● **GOAL OF THE EXERCISE**:
Locate the lines of the listing below that hold "page", then copy each of them.

● **Data records**:
[BEGIN]

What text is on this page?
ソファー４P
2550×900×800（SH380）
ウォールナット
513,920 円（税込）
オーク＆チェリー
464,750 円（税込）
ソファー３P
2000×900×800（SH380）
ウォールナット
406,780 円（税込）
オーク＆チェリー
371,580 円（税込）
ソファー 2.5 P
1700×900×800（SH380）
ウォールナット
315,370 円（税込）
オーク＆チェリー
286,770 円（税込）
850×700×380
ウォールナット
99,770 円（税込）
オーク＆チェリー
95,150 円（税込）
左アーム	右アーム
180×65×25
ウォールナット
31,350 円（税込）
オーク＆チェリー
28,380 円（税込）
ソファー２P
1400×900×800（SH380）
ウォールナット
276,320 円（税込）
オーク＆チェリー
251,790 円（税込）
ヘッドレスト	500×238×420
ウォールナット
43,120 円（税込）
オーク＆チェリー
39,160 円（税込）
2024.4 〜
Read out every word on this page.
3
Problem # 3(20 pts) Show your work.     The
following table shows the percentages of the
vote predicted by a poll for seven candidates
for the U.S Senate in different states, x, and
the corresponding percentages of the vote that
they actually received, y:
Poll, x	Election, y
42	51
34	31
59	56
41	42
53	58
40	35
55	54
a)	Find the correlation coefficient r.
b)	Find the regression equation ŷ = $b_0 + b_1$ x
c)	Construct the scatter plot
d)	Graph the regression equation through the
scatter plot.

[END]

● **THE OUTPUT**:
What text is on this page?
Read out every word on this page.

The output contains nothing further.